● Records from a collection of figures
== == ==

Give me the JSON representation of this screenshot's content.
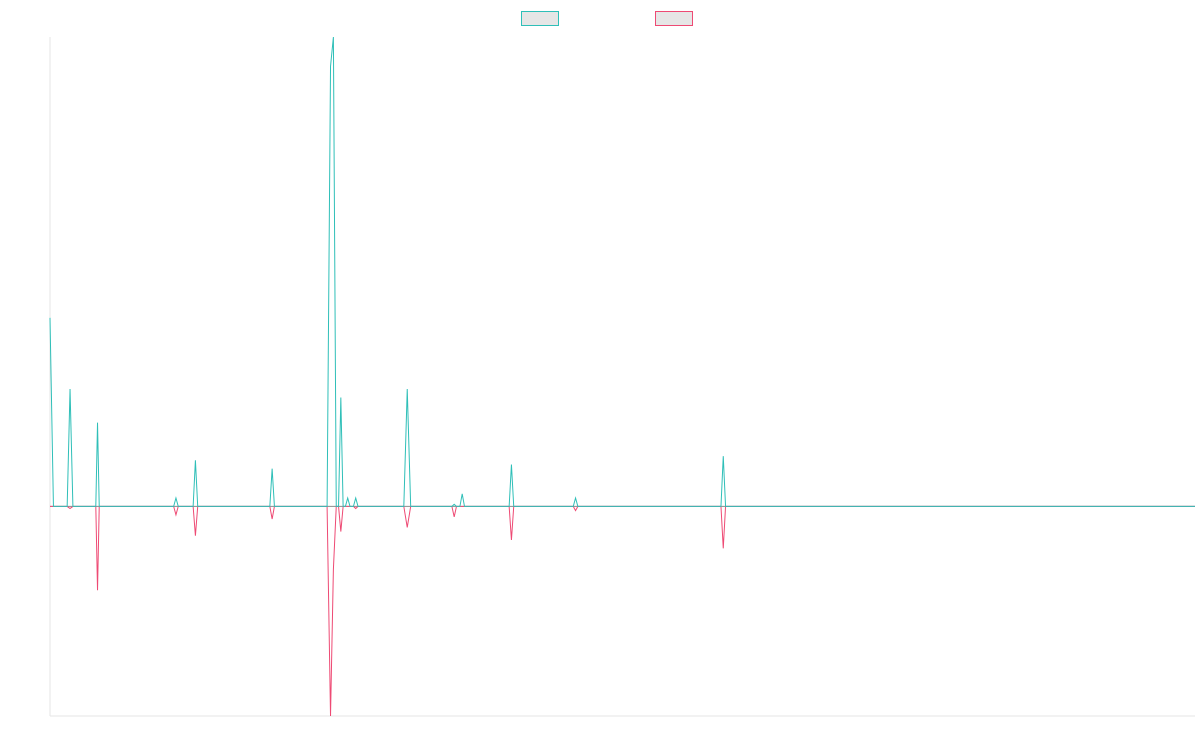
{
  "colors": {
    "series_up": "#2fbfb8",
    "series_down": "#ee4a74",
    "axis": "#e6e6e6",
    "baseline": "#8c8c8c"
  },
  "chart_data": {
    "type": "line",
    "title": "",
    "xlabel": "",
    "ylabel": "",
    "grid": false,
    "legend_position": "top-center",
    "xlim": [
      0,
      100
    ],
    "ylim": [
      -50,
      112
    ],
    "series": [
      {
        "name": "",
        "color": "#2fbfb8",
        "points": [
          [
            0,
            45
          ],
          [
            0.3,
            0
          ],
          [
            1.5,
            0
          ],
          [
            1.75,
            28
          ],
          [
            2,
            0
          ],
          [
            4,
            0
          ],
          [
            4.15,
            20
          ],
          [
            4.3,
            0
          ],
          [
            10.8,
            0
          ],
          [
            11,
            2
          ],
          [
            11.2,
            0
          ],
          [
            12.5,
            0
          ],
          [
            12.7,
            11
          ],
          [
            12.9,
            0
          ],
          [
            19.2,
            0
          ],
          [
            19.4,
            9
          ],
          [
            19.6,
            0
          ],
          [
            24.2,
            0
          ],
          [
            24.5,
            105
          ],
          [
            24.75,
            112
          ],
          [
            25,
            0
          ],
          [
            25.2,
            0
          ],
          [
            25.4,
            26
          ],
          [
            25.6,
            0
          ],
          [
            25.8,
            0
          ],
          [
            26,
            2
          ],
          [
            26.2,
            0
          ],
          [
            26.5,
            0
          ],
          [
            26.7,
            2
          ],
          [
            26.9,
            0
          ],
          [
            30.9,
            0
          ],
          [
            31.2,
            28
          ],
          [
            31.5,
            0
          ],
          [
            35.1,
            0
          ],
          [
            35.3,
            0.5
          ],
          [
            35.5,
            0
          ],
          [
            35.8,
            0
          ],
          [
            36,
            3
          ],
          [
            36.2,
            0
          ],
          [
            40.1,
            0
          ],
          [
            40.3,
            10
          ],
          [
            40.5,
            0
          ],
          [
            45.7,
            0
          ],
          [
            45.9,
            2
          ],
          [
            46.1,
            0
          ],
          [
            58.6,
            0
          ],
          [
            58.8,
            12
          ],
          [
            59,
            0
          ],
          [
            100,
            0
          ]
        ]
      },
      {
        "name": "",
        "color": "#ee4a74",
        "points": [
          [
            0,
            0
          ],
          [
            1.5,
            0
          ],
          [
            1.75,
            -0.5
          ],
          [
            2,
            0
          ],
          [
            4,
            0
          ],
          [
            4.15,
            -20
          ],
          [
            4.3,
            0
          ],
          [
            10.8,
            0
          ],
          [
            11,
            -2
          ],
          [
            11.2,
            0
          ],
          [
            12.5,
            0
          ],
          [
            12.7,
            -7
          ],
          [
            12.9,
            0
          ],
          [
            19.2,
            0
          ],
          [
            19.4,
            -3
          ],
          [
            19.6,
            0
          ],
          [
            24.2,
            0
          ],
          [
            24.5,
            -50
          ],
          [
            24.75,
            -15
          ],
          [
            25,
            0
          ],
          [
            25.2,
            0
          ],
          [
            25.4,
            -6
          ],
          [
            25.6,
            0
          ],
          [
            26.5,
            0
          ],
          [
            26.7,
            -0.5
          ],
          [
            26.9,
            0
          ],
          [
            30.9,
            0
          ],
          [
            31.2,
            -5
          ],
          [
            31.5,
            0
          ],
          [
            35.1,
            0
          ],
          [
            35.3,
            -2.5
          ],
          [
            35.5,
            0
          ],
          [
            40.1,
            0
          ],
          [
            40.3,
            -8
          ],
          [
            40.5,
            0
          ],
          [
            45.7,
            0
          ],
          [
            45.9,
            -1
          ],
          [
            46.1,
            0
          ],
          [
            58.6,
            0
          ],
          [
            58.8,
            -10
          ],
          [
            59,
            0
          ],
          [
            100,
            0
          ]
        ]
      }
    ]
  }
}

== == ==

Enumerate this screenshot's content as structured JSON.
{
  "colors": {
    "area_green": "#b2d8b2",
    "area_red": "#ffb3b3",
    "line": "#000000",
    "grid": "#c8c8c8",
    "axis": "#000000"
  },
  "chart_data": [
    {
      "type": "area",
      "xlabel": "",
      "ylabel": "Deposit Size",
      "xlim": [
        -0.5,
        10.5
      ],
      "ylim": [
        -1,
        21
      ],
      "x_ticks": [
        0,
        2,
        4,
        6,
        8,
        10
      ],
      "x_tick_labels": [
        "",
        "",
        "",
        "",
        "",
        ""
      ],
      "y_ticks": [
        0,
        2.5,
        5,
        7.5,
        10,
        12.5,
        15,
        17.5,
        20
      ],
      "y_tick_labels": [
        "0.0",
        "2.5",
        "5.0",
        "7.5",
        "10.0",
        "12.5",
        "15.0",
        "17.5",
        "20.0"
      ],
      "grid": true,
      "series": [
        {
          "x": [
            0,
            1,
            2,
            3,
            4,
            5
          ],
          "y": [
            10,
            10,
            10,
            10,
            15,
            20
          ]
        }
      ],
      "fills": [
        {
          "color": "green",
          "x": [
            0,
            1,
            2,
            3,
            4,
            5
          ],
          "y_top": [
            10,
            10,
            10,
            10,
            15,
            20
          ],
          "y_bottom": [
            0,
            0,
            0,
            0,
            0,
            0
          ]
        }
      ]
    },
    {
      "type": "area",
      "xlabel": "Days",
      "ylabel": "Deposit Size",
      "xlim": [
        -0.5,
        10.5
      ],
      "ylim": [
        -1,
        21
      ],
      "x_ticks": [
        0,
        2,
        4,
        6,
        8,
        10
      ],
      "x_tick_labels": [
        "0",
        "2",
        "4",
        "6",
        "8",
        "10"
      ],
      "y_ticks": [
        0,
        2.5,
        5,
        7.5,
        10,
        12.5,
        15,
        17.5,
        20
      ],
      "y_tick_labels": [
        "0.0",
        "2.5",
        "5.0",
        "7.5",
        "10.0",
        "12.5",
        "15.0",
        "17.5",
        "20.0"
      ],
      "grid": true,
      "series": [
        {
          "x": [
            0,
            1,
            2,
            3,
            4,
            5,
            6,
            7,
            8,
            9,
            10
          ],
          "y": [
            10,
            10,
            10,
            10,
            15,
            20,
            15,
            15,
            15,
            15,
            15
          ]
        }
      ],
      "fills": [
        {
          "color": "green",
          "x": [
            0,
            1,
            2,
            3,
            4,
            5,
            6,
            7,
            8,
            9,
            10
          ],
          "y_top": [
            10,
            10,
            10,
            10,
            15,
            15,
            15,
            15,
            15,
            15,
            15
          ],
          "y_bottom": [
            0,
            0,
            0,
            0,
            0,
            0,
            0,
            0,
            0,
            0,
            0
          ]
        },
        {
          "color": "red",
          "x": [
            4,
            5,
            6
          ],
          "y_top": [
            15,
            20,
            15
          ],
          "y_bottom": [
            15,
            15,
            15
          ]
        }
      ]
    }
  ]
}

== == ==

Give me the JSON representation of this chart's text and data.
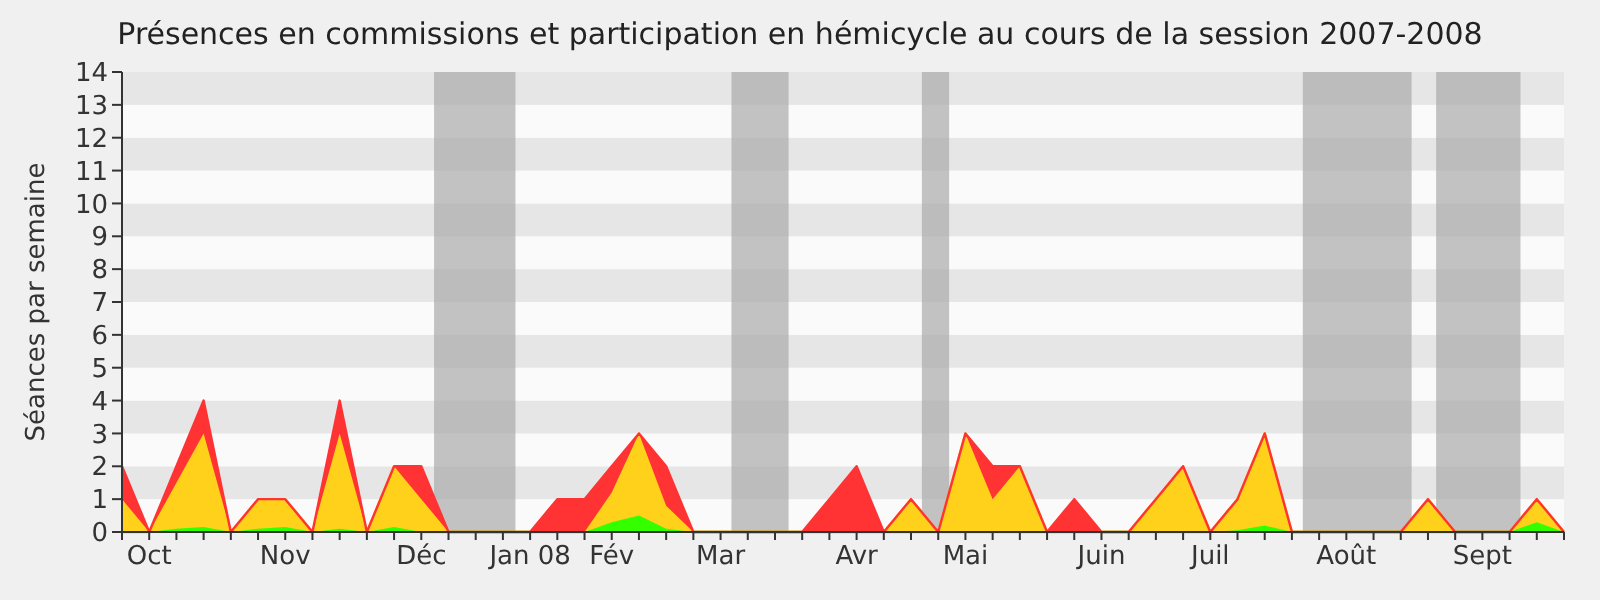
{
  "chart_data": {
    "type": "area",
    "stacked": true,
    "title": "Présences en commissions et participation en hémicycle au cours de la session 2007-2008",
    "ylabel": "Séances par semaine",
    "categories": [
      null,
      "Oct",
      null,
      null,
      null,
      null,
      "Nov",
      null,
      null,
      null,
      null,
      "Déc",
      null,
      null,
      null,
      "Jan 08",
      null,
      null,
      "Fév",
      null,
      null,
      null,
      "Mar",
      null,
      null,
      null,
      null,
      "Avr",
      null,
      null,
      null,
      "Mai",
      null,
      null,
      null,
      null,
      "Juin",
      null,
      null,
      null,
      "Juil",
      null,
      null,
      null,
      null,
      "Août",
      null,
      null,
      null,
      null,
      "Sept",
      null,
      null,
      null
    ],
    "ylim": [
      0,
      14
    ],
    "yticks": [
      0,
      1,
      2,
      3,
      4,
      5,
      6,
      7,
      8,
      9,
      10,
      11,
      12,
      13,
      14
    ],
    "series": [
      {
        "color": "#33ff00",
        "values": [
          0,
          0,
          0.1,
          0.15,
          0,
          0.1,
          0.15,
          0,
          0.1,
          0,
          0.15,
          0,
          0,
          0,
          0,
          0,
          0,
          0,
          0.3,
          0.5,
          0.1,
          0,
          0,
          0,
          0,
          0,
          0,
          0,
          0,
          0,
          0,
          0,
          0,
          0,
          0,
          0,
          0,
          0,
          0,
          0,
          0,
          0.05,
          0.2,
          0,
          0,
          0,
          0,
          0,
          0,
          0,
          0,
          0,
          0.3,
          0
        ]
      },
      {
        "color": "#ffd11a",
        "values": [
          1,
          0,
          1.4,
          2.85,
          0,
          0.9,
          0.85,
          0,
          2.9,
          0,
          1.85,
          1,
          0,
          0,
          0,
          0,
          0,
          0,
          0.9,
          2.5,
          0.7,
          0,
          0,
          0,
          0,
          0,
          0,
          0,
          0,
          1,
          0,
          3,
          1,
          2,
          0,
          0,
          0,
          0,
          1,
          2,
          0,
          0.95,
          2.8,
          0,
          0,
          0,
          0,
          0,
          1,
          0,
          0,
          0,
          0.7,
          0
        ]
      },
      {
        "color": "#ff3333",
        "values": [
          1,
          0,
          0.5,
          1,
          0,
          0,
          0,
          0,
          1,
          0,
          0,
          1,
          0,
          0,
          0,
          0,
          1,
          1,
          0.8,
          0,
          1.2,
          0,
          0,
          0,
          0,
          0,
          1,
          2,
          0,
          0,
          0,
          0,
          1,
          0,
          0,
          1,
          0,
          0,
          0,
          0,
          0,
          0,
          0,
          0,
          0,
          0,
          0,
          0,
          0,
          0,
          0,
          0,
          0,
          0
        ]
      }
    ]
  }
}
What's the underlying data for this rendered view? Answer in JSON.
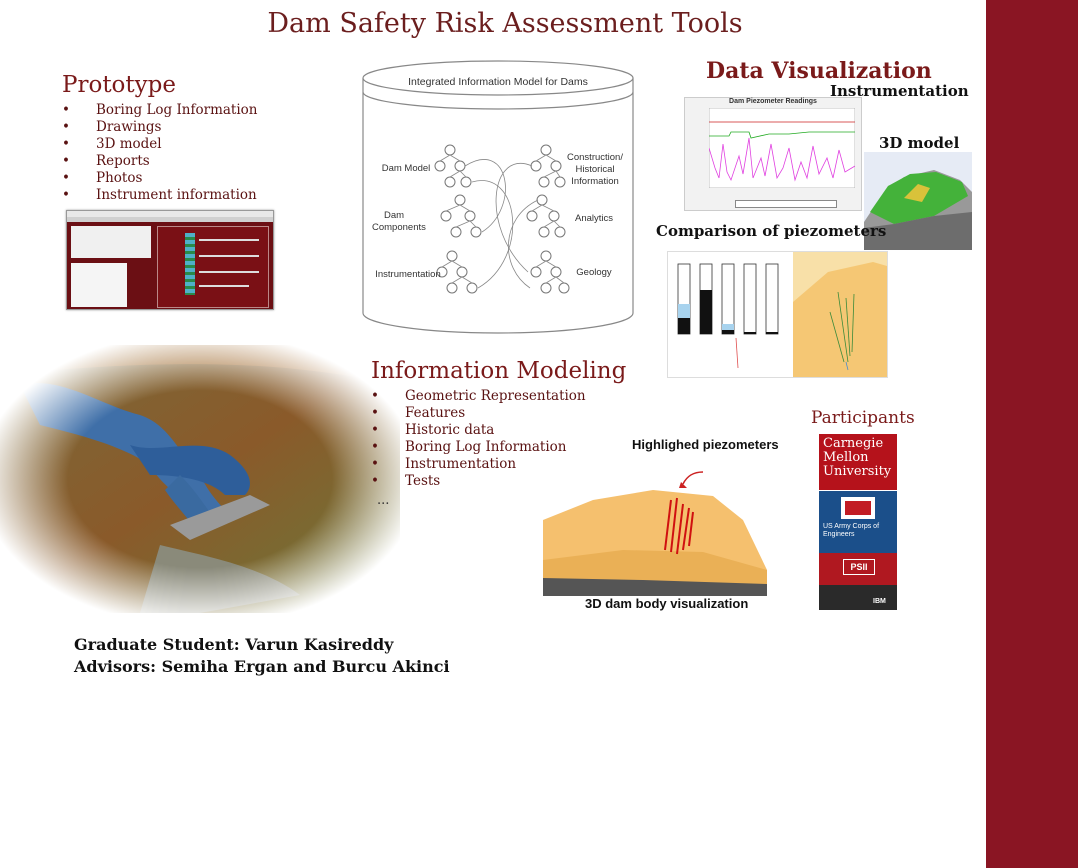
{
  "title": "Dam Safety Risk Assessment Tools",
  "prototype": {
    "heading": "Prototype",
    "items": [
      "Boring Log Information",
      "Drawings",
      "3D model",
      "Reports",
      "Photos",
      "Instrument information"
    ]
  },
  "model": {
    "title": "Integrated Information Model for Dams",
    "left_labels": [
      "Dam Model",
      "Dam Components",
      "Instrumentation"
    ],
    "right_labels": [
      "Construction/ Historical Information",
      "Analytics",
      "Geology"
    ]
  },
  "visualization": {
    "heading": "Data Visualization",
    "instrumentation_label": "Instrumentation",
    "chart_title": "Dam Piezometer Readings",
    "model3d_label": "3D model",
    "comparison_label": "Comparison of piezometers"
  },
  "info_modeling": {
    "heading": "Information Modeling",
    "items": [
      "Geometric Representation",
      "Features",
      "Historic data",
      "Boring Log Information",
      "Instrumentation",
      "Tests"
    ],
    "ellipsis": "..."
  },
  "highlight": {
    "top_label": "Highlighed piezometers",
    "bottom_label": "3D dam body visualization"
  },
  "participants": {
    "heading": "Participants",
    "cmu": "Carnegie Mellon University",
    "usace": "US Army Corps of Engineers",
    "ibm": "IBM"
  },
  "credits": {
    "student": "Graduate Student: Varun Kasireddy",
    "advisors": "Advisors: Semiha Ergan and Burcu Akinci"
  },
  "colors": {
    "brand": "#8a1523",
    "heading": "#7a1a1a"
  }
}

== == ==

● CHALLENGE
Consider the entries above and return each line with the string "this".

● WRITTEN SOLUTION
Give me the JSON representation of this screenshot's content.
Enumerate this screenshot's content as structured JSON.
Give me the JSON representation of this chart's text and data.
What's the underlying data for this rendered view? Answer in JSON.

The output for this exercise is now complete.